DIRECTIONS ::
**1)** In the first-date post, what is Leah's job?
**2)** Please copy a passage of the first-date post word for word. Begin at the words "- The menu’s" and stop after "start with looks.".
**3)** Summarize the first-date post in two sentences.

Statistics show that the “…worst places to go on a first date include fast-food restaurants, your kids’ birthday party or school play, your parents’ house, strip clubs, X-rated films or swingers parties, a party where your ex will be, church activities, or window shopping.” How can strip clubs be on this list? It seems like every time I go there, women love me. 😉
After being dateless for over a year now, you can imagine how beguiled I was when someone accepted my invitation to dinner. By comparison, my date couldn’t have been more calm about it. Leah, an attractive marketing executive with curly brown hair, caught my eye at a bar a few weeks ago and our mutual sense of humor kept the conversation alive long enough for me to ask for her number. We texted pretty consistently throughout the following days and continued to hit it off. The great obstacle for me is deciding how to make the first date 1) memorable, 2) enjoyable, and 3) sexy/romantic.
- The menu’s all in Italian and, unlike her, I don’t speak the language
- I’m allergic to 80% of all Italian food
- I was excited and already over-thinking the date
- Wearing nice shoes aren’t good for my bad knee
- I cut my face shaving #RookieMistake
I suck at this part. Think about it. You try being an expert at a once-a-year activity. As far as I can tell, it comes down to two things; looking good and feeling good. Let’s start with looks.

STORED RECORDS ::

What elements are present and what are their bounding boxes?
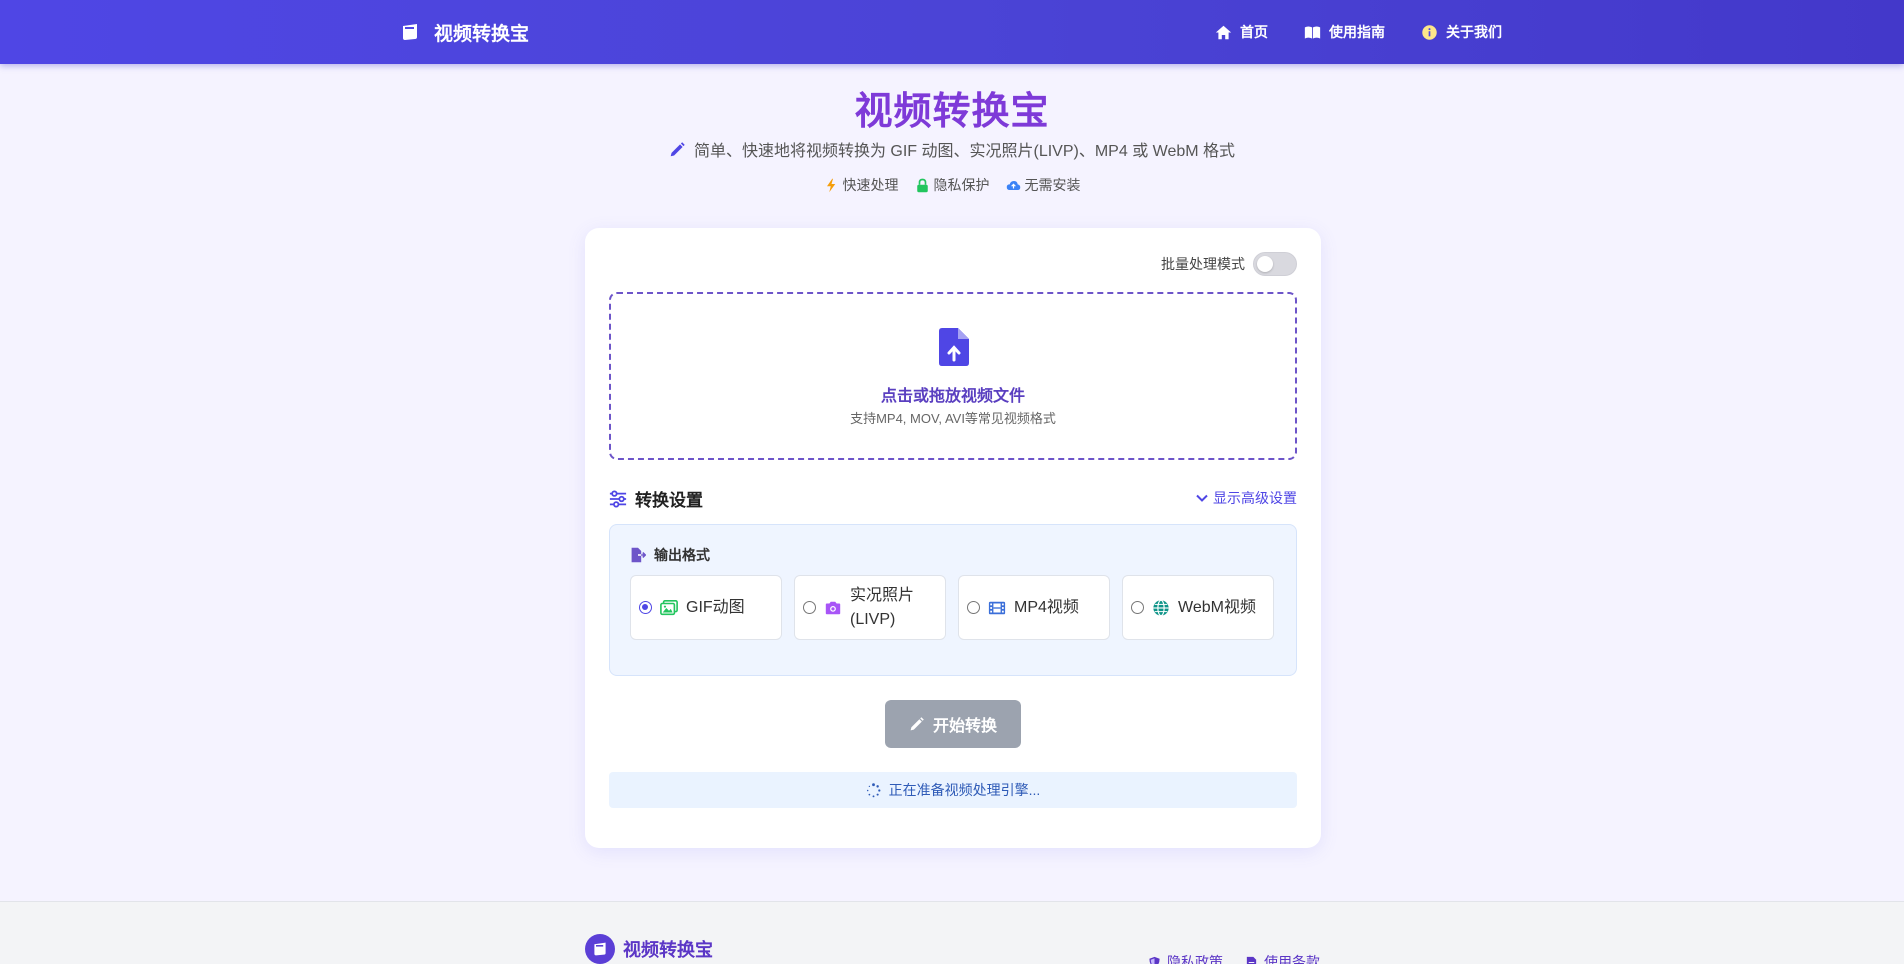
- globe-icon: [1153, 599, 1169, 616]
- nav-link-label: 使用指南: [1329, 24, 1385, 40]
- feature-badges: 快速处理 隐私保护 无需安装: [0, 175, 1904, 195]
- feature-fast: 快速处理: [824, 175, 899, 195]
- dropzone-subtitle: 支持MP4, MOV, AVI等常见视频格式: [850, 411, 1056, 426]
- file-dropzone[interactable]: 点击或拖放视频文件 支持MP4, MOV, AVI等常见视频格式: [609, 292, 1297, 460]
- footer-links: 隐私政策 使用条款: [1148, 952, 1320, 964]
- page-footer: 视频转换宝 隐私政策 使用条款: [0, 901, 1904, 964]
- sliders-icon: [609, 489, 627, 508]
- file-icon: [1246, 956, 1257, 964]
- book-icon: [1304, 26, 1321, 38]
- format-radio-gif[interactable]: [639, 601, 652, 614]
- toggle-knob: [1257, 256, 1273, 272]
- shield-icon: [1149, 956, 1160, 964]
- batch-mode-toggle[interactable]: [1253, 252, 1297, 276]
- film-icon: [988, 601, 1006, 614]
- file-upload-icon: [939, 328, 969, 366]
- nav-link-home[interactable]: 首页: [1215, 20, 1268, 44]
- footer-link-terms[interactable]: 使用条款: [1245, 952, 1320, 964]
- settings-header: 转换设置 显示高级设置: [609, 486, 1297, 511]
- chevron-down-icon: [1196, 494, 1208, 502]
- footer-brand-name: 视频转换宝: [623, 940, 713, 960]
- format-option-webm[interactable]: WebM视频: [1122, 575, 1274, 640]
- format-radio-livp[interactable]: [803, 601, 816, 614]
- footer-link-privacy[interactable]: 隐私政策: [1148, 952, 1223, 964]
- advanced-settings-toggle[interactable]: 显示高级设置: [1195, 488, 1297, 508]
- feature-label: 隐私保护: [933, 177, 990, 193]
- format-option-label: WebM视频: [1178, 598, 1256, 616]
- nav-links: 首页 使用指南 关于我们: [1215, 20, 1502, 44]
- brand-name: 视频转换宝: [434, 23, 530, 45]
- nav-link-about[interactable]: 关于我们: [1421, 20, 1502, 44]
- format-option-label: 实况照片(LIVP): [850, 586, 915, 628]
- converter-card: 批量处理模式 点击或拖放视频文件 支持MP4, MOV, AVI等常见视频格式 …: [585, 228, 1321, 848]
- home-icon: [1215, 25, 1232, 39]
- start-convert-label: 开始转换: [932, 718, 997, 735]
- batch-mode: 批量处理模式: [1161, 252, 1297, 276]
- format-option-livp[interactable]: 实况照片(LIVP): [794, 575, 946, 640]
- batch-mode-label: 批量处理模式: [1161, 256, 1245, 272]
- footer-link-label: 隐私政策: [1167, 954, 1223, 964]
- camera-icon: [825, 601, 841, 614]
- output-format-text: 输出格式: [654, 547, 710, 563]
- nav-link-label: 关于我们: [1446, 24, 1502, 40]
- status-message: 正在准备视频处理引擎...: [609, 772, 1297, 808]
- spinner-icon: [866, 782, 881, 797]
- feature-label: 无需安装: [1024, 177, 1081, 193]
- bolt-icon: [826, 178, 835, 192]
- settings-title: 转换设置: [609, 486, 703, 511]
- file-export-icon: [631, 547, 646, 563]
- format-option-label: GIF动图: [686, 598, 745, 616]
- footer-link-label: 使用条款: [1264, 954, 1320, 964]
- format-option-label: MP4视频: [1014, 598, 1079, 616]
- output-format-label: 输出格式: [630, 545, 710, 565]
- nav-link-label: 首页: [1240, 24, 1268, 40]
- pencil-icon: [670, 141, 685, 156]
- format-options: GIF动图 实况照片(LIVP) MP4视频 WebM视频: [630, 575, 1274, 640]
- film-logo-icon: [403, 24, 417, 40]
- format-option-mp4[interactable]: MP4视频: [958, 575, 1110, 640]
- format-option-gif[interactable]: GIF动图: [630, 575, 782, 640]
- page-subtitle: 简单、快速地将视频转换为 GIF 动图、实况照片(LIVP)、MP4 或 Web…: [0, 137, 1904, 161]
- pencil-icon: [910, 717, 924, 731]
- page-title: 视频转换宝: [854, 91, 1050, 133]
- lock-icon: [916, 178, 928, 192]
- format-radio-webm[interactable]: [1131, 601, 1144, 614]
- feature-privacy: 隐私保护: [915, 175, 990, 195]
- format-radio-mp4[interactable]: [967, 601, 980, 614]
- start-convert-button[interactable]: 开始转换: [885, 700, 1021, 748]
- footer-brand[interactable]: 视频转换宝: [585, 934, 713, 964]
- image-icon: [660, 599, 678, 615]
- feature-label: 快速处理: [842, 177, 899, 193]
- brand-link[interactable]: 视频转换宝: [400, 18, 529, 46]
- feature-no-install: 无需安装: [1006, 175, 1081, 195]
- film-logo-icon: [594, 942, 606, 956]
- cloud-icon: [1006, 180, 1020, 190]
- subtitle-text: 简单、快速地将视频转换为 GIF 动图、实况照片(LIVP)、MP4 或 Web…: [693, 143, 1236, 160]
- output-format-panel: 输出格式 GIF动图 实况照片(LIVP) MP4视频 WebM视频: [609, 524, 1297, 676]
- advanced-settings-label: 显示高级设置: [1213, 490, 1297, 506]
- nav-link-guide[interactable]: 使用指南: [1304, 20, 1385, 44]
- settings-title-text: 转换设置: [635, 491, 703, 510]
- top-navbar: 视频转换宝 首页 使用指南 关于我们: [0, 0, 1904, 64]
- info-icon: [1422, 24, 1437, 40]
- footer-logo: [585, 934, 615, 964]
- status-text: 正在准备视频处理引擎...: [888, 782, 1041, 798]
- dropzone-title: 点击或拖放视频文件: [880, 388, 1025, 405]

SET OF ANSWERS ::
**1)** She is a marketing executive.

**2)**
- The menu’s all in Italian and, unlike her, I don’t speak the language
- I’m allergic to 80% of all Italian food
- I was excited and already over-thinking the date
- Wearing nice shoes aren’t good for my bad knee
- I cut my face shaving #RookieMistake
I suck at this part. Think about it. You try being an expert at a once-a-year activity. As far as I can tell, it comes down to two things; looking good and feeling good. Let’s start with looks.

**3)** After more than a year without a date, the writer met Leah at a bar, texted with her, and got her to accept a dinner invitation, and now wants the first date to be memorable, enjoyable, and sexy or romantic. The writer lists worries about the date, including an all-Italian menu, allergies to most Italian food, over-thinking, a bad knee, and a shaving cut, and concludes that success comes down to looking good and feeling good.